**SET PROBLEM:**
Every line with the word "this" in it should be extracted from the data that follows.

(Records that describe figures)
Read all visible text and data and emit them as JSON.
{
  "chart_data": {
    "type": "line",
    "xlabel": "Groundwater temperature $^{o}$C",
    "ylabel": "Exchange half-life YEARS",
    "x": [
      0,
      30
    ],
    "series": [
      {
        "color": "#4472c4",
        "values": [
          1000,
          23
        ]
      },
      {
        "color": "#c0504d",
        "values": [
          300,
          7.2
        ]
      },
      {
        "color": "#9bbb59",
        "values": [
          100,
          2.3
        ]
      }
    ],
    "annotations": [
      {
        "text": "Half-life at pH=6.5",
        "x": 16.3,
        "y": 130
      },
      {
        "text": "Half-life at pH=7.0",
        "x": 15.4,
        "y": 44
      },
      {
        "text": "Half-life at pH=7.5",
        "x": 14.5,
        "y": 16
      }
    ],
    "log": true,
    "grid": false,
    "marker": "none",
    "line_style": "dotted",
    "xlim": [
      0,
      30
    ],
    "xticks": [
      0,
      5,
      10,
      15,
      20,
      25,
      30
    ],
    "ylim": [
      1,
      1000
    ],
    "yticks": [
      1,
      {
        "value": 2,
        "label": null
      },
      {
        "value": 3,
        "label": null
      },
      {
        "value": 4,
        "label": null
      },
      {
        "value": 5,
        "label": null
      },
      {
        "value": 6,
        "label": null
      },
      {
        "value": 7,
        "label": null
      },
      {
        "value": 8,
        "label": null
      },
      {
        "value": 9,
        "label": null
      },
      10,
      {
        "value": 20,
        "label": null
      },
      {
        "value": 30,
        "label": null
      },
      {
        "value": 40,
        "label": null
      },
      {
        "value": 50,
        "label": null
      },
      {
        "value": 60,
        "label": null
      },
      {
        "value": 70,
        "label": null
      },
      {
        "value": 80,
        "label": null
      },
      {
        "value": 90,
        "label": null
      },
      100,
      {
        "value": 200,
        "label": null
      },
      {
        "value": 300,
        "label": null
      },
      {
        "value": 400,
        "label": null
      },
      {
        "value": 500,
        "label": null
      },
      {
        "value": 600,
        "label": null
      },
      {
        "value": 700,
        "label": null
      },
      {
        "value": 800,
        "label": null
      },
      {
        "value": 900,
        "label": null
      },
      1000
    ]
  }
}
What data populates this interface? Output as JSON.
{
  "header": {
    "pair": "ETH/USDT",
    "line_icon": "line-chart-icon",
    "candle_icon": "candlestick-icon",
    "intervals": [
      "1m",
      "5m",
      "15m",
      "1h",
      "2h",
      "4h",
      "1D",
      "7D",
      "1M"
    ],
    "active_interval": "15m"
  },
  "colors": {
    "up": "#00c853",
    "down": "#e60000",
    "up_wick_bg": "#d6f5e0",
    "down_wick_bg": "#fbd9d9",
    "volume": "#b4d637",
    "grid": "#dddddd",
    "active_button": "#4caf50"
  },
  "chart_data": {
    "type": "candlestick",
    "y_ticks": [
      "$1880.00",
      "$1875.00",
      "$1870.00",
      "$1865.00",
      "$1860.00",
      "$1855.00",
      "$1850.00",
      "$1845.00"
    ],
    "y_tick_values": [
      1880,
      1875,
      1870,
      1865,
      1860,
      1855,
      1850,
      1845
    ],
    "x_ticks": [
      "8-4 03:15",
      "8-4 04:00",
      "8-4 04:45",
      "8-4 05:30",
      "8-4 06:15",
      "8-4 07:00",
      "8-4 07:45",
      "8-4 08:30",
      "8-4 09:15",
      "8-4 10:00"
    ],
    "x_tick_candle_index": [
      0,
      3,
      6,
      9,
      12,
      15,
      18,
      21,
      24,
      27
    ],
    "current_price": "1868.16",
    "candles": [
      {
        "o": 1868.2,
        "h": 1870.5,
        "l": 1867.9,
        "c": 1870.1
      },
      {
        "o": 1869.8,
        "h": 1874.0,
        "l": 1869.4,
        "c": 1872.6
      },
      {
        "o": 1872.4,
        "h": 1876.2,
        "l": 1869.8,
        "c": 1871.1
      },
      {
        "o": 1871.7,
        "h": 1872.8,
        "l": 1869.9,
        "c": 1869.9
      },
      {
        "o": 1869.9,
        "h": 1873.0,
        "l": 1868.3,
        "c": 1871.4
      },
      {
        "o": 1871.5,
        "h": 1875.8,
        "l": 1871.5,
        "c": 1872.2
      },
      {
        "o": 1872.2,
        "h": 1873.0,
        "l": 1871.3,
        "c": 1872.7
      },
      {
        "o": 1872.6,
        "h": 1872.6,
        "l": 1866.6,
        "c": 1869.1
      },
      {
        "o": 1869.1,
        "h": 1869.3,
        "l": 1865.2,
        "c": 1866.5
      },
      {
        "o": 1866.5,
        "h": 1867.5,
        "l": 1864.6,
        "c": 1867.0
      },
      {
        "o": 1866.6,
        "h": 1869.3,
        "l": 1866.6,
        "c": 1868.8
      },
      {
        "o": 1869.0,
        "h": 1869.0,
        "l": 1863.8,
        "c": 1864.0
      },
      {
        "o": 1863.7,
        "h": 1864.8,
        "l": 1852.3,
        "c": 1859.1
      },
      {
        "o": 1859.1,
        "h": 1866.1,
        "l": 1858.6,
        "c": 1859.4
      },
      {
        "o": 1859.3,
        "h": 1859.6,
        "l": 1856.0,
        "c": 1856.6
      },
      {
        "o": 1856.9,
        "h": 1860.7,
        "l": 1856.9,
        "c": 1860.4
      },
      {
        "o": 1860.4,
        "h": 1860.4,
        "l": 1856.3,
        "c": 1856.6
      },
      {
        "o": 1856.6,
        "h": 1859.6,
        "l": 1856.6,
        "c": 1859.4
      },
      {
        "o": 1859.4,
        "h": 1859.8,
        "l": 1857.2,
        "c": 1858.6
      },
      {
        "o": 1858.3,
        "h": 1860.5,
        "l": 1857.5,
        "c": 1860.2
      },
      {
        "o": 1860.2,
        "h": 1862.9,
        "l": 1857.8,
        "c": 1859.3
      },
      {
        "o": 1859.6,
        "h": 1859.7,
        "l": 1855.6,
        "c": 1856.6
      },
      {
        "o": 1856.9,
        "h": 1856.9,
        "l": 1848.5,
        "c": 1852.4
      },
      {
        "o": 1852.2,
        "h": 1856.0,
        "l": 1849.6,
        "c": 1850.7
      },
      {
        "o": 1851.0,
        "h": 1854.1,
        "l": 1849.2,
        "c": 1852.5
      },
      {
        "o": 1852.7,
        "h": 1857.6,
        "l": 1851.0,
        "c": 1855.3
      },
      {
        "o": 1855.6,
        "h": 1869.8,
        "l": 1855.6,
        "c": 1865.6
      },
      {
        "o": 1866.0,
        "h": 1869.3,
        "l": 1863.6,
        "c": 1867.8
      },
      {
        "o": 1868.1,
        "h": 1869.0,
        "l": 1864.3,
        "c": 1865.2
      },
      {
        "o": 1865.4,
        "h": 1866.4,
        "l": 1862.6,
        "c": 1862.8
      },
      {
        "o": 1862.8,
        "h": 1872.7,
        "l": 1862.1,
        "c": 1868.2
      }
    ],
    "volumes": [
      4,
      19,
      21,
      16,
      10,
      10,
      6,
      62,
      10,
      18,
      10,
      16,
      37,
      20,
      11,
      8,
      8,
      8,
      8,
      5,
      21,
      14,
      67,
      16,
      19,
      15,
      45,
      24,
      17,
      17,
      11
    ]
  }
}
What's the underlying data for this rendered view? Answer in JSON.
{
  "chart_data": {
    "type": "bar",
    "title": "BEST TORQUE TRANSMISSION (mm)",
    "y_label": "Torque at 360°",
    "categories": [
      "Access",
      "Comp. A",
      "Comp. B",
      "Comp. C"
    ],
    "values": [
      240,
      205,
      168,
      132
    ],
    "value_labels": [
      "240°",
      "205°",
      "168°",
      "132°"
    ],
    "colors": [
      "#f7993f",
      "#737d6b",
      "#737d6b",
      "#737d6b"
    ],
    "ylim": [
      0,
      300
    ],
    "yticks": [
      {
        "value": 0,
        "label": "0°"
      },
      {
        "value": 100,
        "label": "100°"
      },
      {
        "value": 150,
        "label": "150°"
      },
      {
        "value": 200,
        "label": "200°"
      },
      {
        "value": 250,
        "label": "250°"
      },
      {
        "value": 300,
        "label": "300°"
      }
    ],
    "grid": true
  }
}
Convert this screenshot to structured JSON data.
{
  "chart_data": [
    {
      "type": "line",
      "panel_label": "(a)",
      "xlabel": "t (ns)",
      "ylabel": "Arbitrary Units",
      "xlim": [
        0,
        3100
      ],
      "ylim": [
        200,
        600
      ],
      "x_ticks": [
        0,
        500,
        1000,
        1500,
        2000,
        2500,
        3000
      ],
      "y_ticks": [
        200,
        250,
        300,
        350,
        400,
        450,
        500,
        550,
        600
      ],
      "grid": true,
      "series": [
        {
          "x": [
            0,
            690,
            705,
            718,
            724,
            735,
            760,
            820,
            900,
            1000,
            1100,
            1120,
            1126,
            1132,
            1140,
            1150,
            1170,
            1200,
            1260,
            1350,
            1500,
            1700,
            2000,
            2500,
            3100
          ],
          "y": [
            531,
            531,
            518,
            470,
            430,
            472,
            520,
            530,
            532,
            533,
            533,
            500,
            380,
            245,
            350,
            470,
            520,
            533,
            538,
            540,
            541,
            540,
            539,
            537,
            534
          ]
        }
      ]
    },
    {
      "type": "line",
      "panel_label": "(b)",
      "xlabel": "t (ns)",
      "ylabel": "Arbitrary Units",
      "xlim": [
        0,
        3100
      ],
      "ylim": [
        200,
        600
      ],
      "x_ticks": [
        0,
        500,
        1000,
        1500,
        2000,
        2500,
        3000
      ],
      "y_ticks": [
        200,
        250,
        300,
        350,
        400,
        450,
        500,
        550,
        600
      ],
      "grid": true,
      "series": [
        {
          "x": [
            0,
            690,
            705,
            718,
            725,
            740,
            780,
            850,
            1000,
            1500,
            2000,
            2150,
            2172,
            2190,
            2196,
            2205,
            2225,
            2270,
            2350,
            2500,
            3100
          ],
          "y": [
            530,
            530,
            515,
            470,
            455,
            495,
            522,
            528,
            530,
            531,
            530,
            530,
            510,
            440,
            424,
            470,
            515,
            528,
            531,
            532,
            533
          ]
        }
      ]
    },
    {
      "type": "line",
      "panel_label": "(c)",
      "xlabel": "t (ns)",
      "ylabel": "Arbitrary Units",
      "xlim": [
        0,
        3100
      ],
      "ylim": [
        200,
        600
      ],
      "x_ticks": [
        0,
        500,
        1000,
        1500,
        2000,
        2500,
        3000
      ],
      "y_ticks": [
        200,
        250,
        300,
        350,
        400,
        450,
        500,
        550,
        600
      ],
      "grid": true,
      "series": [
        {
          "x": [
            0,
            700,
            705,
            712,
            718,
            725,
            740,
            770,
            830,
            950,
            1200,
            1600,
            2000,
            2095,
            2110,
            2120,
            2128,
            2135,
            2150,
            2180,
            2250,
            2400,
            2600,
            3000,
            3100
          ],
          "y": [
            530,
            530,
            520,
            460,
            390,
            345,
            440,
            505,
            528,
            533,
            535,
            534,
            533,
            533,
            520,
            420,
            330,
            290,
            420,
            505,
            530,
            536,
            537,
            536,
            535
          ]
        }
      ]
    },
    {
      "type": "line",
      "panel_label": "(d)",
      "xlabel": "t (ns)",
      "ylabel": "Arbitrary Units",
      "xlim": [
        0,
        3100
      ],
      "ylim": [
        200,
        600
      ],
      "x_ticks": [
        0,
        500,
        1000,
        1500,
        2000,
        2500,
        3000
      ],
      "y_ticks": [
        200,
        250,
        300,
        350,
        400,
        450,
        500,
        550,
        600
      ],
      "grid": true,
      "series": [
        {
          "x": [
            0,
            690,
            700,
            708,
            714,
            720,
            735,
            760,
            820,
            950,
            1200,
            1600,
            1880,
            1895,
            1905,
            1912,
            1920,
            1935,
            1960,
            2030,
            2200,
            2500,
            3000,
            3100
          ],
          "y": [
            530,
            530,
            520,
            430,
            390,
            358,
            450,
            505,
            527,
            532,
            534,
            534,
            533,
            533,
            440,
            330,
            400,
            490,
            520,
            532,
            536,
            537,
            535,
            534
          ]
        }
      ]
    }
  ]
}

**SOLUTION TO THE EXERCISE:**
What data populates this interface? Output as JSON.
What's the underlying data for this rendered view? Answer in JSON.
Convert this screenshot to structured JSON data.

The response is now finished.